(Dataset items)
>> Begin
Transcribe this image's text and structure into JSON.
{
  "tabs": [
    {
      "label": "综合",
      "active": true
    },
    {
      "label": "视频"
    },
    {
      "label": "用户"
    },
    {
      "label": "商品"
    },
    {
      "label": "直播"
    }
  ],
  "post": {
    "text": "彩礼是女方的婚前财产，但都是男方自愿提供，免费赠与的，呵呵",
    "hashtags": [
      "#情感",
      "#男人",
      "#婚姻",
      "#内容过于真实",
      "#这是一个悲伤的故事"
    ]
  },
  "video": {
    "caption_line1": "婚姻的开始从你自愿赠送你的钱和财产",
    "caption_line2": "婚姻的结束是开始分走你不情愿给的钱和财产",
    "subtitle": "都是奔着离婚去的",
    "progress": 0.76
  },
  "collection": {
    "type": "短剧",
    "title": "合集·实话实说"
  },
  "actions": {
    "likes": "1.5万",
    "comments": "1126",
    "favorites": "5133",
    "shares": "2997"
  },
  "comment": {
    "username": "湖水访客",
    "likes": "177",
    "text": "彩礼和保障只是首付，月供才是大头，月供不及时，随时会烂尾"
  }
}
>> End
Go through the entries and repeat each one exactly.

= Written answer =
Transcribe this image's text and structure into JSON.
{
  "tabs": [
    {
      "label": "综合",
      "active": true
    },
    {
      "label": "视频"
    },
    {
      "label": "用户"
    },
    {
      "label": "商品"
    },
    {
      "label": "直播"
    }
  ],
  "post": {
    "text": "彩礼是女方的婚前财产，但都是男方自愿提供，免费赠与的，呵呵",
    "hashtags": [
      "#情感",
      "#男人",
      "#婚姻",
      "#内容过于真实",
      "#这是一个悲伤的故事"
    ]
  },
  "video": {
    "caption_line1": "婚姻的开始从你自愿赠送你的钱和财产",
    "caption_line2": "婚姻的结束是开始分走你不情愿给的钱和财产",
    "subtitle": "都是奔着离婚去的",
    "progress": 0.76
  },
  "collection": {
    "type": "短剧",
    "title": "合集·实话实说"
  },
  "actions": {
    "likes": "1.5万",
    "comments": "1126",
    "favorites": "5133",
    "shares": "2997"
  },
  "comment": {
    "username": "湖水访客",
    "likes": "177",
    "text": "彩礼和保障只是首付，月供才是大头，月供不及时，随时会烂尾"
  }
}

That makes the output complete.